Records
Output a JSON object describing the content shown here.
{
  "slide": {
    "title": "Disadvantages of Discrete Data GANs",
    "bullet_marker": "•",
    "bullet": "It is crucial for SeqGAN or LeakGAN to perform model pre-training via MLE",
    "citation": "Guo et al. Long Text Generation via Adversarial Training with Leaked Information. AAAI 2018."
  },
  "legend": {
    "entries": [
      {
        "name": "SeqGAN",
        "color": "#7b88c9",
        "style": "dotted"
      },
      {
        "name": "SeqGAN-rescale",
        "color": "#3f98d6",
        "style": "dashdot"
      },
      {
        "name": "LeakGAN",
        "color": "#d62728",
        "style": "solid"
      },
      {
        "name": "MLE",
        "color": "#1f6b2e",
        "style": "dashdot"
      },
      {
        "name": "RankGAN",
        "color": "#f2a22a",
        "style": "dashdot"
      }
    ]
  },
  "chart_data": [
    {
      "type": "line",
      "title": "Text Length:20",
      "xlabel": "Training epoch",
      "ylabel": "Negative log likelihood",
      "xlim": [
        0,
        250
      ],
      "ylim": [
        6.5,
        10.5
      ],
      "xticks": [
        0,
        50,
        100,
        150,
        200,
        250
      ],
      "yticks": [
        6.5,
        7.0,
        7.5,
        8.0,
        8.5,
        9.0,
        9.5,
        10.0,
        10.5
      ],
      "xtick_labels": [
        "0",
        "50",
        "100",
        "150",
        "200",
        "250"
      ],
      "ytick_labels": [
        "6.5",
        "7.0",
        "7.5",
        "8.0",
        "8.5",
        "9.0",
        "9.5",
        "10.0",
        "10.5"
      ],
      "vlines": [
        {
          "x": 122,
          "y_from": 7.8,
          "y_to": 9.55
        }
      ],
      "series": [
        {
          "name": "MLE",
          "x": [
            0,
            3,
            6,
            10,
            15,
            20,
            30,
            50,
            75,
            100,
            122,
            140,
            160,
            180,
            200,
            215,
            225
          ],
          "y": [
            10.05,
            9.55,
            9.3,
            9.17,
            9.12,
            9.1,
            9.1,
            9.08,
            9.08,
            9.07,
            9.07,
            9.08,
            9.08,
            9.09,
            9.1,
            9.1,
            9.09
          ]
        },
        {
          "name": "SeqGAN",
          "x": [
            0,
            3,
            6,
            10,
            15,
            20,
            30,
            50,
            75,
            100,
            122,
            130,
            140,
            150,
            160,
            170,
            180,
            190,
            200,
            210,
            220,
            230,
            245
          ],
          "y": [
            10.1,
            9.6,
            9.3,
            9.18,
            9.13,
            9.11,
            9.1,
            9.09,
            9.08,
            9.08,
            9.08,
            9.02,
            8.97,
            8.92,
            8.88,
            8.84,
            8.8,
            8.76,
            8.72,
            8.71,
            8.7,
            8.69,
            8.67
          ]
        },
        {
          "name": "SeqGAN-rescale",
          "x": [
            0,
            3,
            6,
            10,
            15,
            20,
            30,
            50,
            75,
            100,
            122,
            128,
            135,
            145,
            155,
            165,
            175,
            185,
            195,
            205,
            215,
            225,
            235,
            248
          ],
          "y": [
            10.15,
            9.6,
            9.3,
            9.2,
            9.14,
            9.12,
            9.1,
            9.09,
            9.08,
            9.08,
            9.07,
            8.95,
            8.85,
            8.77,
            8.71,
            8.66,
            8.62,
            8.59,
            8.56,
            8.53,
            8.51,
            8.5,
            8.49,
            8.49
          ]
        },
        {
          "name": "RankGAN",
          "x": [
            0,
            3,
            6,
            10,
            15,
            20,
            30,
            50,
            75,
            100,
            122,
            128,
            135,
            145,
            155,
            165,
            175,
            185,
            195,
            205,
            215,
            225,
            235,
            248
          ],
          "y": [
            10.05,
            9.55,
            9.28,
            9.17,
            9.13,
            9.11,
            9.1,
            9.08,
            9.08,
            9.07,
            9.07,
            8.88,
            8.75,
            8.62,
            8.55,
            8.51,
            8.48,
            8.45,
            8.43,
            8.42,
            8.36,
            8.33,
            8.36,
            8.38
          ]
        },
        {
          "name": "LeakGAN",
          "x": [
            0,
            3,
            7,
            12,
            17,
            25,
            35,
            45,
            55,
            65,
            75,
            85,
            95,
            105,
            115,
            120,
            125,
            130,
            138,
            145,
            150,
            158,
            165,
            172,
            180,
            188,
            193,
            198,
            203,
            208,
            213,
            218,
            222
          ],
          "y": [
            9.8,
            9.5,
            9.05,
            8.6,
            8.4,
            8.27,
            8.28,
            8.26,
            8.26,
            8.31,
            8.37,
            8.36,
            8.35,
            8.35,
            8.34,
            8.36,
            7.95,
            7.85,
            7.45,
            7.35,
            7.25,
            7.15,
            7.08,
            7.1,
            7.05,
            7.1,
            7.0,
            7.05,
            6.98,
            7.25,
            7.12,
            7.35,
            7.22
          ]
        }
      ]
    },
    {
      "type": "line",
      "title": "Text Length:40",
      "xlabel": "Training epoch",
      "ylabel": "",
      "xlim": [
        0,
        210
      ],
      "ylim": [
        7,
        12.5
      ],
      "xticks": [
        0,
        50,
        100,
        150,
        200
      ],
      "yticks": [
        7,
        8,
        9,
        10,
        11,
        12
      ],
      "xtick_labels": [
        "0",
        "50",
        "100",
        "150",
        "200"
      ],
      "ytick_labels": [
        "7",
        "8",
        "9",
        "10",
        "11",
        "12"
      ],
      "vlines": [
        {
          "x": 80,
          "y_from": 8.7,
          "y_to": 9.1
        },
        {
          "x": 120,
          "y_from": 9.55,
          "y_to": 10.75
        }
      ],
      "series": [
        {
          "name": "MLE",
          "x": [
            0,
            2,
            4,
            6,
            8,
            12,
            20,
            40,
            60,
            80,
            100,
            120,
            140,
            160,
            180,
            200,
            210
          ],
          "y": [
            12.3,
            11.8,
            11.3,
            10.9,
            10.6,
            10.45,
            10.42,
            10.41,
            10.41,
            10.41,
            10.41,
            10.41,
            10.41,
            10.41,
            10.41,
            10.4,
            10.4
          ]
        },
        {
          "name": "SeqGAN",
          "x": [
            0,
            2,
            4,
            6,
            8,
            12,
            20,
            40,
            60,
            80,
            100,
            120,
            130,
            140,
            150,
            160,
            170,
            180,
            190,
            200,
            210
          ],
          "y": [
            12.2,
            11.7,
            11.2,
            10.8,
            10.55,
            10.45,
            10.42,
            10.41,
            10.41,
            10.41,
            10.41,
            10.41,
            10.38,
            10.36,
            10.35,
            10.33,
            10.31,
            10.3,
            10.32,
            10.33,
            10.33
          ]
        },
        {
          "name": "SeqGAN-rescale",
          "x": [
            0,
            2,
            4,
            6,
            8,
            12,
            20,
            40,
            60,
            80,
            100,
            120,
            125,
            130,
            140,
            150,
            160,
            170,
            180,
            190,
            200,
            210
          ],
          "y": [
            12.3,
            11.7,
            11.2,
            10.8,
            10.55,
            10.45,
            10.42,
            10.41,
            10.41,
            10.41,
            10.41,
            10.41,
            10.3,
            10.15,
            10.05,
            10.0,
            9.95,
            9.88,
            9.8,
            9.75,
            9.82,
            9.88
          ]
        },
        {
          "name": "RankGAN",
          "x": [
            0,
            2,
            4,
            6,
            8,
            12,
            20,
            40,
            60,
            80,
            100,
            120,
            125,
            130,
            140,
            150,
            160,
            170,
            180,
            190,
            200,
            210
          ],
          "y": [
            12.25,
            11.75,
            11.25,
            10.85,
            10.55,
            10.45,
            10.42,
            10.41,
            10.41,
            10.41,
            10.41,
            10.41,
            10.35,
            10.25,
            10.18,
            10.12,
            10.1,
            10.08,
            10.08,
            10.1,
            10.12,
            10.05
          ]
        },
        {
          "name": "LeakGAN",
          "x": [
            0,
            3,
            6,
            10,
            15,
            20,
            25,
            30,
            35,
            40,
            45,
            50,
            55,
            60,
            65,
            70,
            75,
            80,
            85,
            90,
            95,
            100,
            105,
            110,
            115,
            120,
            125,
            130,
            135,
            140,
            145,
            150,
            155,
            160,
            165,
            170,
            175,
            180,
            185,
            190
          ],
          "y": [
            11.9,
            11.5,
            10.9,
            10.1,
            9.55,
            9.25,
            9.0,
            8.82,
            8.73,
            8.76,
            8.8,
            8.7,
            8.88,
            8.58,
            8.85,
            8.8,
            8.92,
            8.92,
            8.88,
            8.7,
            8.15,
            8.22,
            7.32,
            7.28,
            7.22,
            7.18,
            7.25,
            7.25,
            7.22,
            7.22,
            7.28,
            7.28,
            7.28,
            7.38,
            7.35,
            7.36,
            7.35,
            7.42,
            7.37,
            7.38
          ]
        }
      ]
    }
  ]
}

# [Task brief]
Filter the entries and copy out every line with the word "LeakGAN".

# [Full solution]
    "bullet": "It is crucial for SeqGAN or LeakGAN to perform model pre-training via MLE",
        "name": "LeakGAN",
          "name": "LeakGAN",
          "name": "LeakGAN",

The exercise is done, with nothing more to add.